<<<<

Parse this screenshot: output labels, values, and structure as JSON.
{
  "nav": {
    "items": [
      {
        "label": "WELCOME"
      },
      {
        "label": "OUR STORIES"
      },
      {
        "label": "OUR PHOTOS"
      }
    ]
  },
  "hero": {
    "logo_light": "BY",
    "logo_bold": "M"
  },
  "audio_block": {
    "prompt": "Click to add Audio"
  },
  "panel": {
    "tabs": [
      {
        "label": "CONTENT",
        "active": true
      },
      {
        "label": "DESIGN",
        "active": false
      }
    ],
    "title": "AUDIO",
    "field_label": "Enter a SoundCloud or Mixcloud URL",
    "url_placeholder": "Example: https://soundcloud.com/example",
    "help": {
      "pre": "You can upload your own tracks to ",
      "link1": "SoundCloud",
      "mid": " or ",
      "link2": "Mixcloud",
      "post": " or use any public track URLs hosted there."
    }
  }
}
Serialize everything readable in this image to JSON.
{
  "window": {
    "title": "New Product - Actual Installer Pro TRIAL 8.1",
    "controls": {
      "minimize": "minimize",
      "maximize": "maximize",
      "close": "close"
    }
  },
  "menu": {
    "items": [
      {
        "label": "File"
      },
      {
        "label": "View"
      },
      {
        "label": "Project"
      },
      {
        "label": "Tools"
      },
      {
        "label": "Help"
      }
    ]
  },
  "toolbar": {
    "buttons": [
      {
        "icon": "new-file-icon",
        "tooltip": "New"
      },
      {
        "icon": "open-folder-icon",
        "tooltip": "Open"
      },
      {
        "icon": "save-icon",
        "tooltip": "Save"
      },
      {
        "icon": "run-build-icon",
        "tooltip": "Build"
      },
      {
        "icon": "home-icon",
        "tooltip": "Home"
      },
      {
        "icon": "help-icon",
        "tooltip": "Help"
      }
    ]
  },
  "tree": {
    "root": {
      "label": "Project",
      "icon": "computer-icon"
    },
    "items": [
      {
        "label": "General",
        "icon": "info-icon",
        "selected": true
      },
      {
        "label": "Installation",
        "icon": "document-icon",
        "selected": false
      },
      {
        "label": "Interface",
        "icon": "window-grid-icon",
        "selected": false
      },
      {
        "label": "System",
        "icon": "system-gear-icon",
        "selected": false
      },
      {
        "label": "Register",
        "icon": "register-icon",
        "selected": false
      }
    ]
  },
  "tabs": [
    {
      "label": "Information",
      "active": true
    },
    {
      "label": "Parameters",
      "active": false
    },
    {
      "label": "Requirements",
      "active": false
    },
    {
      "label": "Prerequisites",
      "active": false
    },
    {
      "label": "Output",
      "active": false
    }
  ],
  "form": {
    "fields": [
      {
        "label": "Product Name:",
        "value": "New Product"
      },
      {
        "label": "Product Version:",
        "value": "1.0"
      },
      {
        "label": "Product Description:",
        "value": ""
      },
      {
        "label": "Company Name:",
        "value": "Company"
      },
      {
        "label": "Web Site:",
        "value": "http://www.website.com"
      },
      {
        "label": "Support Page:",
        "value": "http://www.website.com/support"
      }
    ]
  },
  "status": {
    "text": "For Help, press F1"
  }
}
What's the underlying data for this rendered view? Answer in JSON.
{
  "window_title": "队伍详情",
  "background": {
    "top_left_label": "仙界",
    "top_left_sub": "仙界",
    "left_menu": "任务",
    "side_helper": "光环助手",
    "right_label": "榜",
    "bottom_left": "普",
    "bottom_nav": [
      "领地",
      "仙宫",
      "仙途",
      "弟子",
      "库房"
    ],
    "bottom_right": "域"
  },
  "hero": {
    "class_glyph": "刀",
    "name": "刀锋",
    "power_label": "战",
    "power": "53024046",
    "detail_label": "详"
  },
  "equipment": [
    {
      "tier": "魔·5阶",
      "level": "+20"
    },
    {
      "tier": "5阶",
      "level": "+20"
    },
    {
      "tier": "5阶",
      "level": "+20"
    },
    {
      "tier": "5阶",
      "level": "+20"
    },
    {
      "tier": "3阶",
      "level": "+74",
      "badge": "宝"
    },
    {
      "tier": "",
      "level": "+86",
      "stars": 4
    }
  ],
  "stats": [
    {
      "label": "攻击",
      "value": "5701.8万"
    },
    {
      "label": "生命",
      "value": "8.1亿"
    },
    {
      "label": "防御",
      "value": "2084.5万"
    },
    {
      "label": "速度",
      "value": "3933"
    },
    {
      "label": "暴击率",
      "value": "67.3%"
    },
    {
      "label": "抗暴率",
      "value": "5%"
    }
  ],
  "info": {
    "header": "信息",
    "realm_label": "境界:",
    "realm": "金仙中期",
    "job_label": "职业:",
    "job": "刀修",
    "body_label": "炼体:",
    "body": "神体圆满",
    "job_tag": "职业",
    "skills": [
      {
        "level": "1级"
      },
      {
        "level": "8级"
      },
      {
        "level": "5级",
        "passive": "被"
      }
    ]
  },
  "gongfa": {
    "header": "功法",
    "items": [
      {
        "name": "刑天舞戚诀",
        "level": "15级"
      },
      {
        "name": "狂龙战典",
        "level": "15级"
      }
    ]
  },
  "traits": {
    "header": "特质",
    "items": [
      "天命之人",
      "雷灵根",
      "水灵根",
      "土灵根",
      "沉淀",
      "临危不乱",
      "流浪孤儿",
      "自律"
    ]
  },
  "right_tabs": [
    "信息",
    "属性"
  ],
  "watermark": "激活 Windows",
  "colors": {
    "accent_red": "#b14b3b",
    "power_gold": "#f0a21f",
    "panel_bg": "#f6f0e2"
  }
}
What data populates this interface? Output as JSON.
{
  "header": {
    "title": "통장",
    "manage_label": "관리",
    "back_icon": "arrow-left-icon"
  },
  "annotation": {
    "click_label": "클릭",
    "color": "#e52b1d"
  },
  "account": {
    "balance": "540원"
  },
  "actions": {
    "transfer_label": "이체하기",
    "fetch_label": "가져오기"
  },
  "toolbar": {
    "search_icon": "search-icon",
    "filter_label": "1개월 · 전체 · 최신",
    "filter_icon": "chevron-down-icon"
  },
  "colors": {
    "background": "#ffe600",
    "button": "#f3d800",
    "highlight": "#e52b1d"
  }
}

>>>>

Output the listing above word for word.

*Solution for this task*
Parse this screenshot: output labels, values, and structure as JSON.
{
  "nav": {
    "items": [
      {
        "label": "WELCOME"
      },
      {
        "label": "OUR STORIES"
      },
      {
        "label": "OUR PHOTOS"
      }
    ]
  },
  "hero": {
    "logo_light": "BY",
    "logo_bold": "M"
  },
  "audio_block": {
    "prompt": "Click to add Audio"
  },
  "panel": {
    "tabs": [
      {
        "label": "CONTENT",
        "active": true
      },
      {
        "label": "DESIGN",
        "active": false
      }
    ],
    "title": "AUDIO",
    "field_label": "Enter a SoundCloud or Mixcloud URL",
    "url_placeholder": "Example: https://soundcloud.com/example",
    "help": {
      "pre": "You can upload your own tracks to ",
      "link1": "SoundCloud",
      "mid": " or ",
      "link2": "Mixcloud",
      "post": " or use any public track URLs hosted there."
    }
  }
}
Serialize everything readable in this image to JSON.
{
  "window": {
    "title": "New Product - Actual Installer Pro TRIAL 8.1",
    "controls": {
      "minimize": "minimize",
      "maximize": "maximize",
      "close": "close"
    }
  },
  "menu": {
    "items": [
      {
        "label": "File"
      },
      {
        "label": "View"
      },
      {
        "label": "Project"
      },
      {
        "label": "Tools"
      },
      {
        "label": "Help"
      }
    ]
  },
  "toolbar": {
    "buttons": [
      {
        "icon": "new-file-icon",
        "tooltip": "New"
      },
      {
        "icon": "open-folder-icon",
        "tooltip": "Open"
      },
      {
        "icon": "save-icon",
        "tooltip": "Save"
      },
      {
        "icon": "run-build-icon",
        "tooltip": "Build"
      },
      {
        "icon": "home-icon",
        "tooltip": "Home"
      },
      {
        "icon": "help-icon",
        "tooltip": "Help"
      }
    ]
  },
  "tree": {
    "root": {
      "label": "Project",
      "icon": "computer-icon"
    },
    "items": [
      {
        "label": "General",
        "icon": "info-icon",
        "selected": true
      },
      {
        "label": "Installation",
        "icon": "document-icon",
        "selected": false
      },
      {
        "label": "Interface",
        "icon": "window-grid-icon",
        "selected": false
      },
      {
        "label": "System",
        "icon": "system-gear-icon",
        "selected": false
      },
      {
        "label": "Register",
        "icon": "register-icon",
        "selected": false
      }
    ]
  },
  "tabs": [
    {
      "label": "Information",
      "active": true
    },
    {
      "label": "Parameters",
      "active": false
    },
    {
      "label": "Requirements",
      "active": false
    },
    {
      "label": "Prerequisites",
      "active": false
    },
    {
      "label": "Output",
      "active": false
    }
  ],
  "form": {
    "fields": [
      {
        "label": "Product Name:",
        "value": "New Product"
      },
      {
        "label": "Product Version:",
        "value": "1.0"
      },
      {
        "label": "Product Description:",
        "value": ""
      },
      {
        "label": "Company Name:",
        "value": "Company"
      },
      {
        "label": "Web Site:",
        "value": "http://www.website.com"
      },
      {
        "label": "Support Page:",
        "value": "http://www.website.com/support"
      }
    ]
  },
  "status": {
    "text": "For Help, press F1"
  }
}
What's the underlying data for this rendered view? Answer in JSON.
{
  "window_title": "队伍详情",
  "background": {
    "top_left_label": "仙界",
    "top_left_sub": "仙界",
    "left_menu": "任务",
    "side_helper": "光环助手",
    "right_label": "榜",
    "bottom_left": "普",
    "bottom_nav": [
      "领地",
      "仙宫",
      "仙途",
      "弟子",
      "库房"
    ],
    "bottom_right": "域"
  },
  "hero": {
    "class_glyph": "刀",
    "name": "刀锋",
    "power_label": "战",
    "power": "53024046",
    "detail_label": "详"
  },
  "equipment": [
    {
      "tier": "魔·5阶",
      "level": "+20"
    },
    {
      "tier": "5阶",
      "level": "+20"
    },
    {
      "tier": "5阶",
      "level": "+20"
    },
    {
      "tier": "5阶",
      "level": "+20"
    },
    {
      "tier": "3阶",
      "level": "+74",
      "badge": "宝"
    },
    {
      "tier": "",
      "level": "+86",
      "stars": 4
    }
  ],
  "stats": [
    {
      "label": "攻击",
      "value": "5701.8万"
    },
    {
      "label": "生命",
      "value": "8.1亿"
    },
    {
      "label": "防御",
      "value": "2084.5万"
    },
    {
      "label": "速度",
      "value": "3933"
    },
    {
      "label": "暴击率",
      "value": "67.3%"
    },
    {
      "label": "抗暴率",
      "value": "5%"
    }
  ],
  "info": {
    "header": "信息",
    "realm_label": "境界:",
    "realm": "金仙中期",
    "job_label": "职业:",
    "job": "刀修",
    "body_label": "炼体:",
    "body": "神体圆满",
    "job_tag": "职业",
    "skills": [
      {
        "level": "1级"
      },
      {
        "level": "8级"
      },
      {
        "level": "5级",
        "passive": "被"
      }
    ]
  },
  "gongfa": {
    "header": "功法",
    "items": [
      {
        "name": "刑天舞戚诀",
        "level": "15级"
      },
      {
        "name": "狂龙战典",
        "level": "15级"
      }
    ]
  },
  "traits": {
    "header": "特质",
    "items": [
      "天命之人",
      "雷灵根",
      "水灵根",
      "土灵根",
      "沉淀",
      "临危不乱",
      "流浪孤儿",
      "自律"
    ]
  },
  "right_tabs": [
    "信息",
    "属性"
  ],
  "watermark": "激活 Windows",
  "colors": {
    "accent_red": "#b14b3b",
    "power_gold": "#f0a21f",
    "panel_bg": "#f6f0e2"
  }
}
What data populates this interface? Output as JSON.
{
  "header": {
    "title": "통장",
    "manage_label": "관리",
    "back_icon": "arrow-left-icon"
  },
  "annotation": {
    "click_label": "클릭",
    "color": "#e52b1d"
  },
  "account": {
    "balance": "540원"
  },
  "actions": {
    "transfer_label": "이체하기",
    "fetch_label": "가져오기"
  },
  "toolbar": {
    "search_icon": "search-icon",
    "filter_label": "1개월 · 전체 · 최신",
    "filter_icon": "chevron-down-icon"
  },
  "colors": {
    "background": "#ffe600",
    "button": "#f3d800",
    "highlight": "#e52b1d"
  }
}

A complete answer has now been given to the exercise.